Available data =>
+---+
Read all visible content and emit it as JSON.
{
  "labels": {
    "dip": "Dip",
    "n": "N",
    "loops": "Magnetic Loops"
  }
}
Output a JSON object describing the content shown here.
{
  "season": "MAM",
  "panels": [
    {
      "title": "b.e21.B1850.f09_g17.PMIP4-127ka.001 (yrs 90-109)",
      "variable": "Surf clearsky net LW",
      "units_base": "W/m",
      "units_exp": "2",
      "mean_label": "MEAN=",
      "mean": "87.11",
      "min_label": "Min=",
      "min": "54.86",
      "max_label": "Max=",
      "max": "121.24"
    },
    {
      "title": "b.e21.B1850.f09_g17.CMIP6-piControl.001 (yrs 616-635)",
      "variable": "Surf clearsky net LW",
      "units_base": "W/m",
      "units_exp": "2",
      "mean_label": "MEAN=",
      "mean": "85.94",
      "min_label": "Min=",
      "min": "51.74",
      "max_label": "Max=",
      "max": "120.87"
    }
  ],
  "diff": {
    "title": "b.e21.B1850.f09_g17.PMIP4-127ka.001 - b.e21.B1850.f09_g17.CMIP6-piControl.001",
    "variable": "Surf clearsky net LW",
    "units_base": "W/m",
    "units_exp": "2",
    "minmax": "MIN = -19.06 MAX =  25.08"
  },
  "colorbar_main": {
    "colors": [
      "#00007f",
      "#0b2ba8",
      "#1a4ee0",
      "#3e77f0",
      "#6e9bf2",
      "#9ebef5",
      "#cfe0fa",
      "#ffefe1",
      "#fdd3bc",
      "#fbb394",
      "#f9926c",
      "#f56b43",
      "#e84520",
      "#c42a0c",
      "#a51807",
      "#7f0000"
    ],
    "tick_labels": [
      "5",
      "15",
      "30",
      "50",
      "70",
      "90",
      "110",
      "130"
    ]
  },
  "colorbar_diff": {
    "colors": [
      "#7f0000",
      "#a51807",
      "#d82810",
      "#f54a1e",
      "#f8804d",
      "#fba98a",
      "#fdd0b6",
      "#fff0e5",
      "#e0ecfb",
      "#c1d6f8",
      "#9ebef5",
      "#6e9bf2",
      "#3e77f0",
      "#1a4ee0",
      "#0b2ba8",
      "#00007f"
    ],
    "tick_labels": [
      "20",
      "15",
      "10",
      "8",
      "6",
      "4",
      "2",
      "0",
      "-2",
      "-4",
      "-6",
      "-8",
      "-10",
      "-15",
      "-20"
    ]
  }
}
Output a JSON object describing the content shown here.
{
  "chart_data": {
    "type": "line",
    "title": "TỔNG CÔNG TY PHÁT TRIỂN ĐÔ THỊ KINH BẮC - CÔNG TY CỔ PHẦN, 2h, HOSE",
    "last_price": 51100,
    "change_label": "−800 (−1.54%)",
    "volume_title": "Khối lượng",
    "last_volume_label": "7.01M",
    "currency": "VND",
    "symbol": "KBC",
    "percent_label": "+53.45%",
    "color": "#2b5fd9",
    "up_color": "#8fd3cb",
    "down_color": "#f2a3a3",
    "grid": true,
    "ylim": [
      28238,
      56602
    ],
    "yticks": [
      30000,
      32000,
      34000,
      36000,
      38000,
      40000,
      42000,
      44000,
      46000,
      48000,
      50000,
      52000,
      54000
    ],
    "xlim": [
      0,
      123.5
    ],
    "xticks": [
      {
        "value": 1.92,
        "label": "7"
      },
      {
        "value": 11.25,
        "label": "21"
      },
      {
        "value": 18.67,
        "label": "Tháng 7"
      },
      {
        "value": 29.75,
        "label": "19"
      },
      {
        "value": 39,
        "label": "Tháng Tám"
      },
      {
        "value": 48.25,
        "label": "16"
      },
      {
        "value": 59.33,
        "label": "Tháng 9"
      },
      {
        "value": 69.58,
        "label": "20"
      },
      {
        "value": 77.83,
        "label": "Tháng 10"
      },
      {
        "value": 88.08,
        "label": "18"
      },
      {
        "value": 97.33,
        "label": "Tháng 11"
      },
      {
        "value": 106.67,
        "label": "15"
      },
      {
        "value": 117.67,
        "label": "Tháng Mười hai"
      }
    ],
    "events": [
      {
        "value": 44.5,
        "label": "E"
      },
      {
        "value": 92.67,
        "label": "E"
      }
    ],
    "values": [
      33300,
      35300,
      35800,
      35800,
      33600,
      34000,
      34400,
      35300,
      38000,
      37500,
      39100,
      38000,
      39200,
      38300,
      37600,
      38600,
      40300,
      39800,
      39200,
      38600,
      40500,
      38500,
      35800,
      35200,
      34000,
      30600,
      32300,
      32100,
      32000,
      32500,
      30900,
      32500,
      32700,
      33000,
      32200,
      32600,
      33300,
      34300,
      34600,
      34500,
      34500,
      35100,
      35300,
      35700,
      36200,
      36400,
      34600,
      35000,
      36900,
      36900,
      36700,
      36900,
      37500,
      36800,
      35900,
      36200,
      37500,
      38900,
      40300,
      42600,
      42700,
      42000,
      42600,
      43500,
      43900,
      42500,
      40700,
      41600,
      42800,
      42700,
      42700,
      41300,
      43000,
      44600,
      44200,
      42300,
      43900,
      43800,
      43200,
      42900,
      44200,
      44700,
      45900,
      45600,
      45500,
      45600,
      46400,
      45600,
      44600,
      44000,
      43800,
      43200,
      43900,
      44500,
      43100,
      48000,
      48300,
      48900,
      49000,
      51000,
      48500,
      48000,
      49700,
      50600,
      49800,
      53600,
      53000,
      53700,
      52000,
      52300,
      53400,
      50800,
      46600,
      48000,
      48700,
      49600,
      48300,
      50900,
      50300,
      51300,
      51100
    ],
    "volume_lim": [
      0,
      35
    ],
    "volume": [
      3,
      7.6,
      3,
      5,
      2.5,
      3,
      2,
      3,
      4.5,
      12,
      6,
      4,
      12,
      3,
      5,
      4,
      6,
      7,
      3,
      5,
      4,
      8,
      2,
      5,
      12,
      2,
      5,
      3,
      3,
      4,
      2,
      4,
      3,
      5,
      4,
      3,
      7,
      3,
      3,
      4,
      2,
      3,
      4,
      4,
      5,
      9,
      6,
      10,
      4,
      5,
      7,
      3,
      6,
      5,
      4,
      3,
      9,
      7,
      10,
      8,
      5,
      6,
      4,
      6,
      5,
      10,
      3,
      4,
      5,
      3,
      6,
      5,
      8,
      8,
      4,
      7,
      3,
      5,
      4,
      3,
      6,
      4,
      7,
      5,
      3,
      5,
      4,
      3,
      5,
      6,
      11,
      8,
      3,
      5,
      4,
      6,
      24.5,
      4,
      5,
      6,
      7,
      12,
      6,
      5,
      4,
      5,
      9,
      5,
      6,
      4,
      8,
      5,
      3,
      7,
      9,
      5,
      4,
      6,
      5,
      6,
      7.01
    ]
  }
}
+---+
Required task =>
In the records above, find the lines containing "Tháng" and copy them.

The solution =>
        "label": "Tháng 7"
        "label": "Tháng Tám"
        "label": "Tháng 9"
        "label": "Tháng 10"
        "label": "Tháng 11"
        "label": "Tháng Mười hai"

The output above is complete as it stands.